Instructions →
a) In the passage about the communication exercise, list the forms of communication that the writer says, in the sentence beginning "I don’t like communicating through", that they don't like using.
b) Translate this sentence from the passage about the communication exercise into Spanish: "I can’t hold a presentation for a group, or for a single person."

The trainer gave us instructions to stand in a line next to each other, she’d read forms of communication and we should take a step forward, if we did not like that form of communcation.
So, “e-mail” → 3 people take a step forward,
“phone call” → 7 people take a step forward etc…
At the end of it, I turned around to see where the others ended up and realized I had walked almost twice as far as everyone else. And I felt like I was rather conservative about it, too…
"I don’t like communicating through e-mails, phone calls, video calls, group calls, group video calls, and I feel awkward in a group chat like Slack. I dread group meetings, I get nervous one-on-one in the open office and during private conversations in a separate room. I can’t hold a presentation for a group, or for a single person. I also get anxious when writing replies to text messages and end up with a wall of text, I then have to spend up to an hour editing it down to not sound insane, seriously considering every single sentence and whether I can comfortably leave that information out. Oh, and snail mail and fax are ridiculous. “Talking it out over lunch” makes me distracted as I worry about eating incorrectly.

Document layout analysis data →
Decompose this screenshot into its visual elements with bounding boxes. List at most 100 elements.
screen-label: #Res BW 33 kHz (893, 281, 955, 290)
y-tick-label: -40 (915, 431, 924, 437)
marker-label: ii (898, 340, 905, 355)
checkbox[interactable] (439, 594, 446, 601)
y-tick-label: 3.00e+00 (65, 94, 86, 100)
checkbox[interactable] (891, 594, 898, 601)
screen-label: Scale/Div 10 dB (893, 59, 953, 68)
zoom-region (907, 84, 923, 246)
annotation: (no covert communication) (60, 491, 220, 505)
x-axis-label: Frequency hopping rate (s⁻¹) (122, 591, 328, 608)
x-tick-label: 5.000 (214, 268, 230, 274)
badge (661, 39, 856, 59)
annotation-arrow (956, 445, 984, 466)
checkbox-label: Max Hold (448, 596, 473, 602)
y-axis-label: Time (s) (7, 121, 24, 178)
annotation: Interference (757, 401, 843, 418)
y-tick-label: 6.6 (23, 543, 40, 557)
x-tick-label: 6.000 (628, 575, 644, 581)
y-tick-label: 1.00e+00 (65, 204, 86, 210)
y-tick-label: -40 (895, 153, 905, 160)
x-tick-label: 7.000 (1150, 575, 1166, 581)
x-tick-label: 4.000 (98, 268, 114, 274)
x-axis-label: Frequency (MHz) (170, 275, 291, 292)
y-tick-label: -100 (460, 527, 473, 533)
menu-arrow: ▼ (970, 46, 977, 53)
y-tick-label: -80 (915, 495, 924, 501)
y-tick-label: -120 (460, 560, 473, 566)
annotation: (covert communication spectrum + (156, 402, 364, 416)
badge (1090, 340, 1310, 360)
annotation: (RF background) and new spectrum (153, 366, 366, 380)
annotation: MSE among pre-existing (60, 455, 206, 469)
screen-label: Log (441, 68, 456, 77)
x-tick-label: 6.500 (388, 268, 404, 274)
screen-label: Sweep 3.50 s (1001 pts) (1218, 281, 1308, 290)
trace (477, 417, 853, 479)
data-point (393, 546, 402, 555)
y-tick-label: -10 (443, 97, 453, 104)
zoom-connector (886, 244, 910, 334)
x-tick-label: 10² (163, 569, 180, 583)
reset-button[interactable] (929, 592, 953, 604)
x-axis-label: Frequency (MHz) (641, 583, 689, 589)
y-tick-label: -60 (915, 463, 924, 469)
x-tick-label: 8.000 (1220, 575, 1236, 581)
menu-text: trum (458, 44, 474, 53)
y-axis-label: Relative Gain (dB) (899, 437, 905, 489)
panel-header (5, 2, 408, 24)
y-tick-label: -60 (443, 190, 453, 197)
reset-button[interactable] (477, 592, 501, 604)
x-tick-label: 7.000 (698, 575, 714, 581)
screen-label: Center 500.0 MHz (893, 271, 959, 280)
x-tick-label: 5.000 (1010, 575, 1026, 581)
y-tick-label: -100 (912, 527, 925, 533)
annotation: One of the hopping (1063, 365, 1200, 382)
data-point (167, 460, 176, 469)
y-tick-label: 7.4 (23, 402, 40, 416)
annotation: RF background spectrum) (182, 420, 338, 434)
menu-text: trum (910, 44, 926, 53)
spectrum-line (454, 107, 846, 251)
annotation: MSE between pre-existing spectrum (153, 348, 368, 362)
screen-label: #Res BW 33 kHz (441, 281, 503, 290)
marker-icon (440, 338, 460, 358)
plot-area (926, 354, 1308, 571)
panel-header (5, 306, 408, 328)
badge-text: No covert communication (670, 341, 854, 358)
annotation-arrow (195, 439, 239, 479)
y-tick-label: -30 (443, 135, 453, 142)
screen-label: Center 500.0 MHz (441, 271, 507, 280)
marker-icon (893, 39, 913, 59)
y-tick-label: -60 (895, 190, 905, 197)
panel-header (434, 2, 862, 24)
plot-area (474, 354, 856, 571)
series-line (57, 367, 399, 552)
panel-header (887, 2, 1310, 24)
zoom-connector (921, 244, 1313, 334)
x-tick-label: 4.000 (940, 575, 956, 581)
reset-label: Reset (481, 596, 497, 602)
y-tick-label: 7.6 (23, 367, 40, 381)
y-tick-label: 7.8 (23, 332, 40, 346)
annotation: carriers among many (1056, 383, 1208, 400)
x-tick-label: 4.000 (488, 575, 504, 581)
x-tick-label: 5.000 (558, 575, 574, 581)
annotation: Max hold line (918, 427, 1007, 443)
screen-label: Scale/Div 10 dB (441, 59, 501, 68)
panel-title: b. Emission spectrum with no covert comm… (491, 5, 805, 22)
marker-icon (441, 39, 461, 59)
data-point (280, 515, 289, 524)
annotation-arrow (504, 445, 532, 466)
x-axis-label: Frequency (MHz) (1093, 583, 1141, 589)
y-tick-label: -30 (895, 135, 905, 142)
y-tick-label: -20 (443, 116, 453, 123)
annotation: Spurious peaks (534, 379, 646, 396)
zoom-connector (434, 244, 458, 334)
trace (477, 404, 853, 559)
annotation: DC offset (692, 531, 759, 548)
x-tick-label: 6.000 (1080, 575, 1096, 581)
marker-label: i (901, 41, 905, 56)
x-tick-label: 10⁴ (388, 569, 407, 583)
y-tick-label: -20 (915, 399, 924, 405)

Solutions to the tasks →
a)
- E-mails
- Phone calls
- Video calls
- Group calls
- Group video calls

b) No puedo dar una presentación ante un grupo, ni ante una sola persona.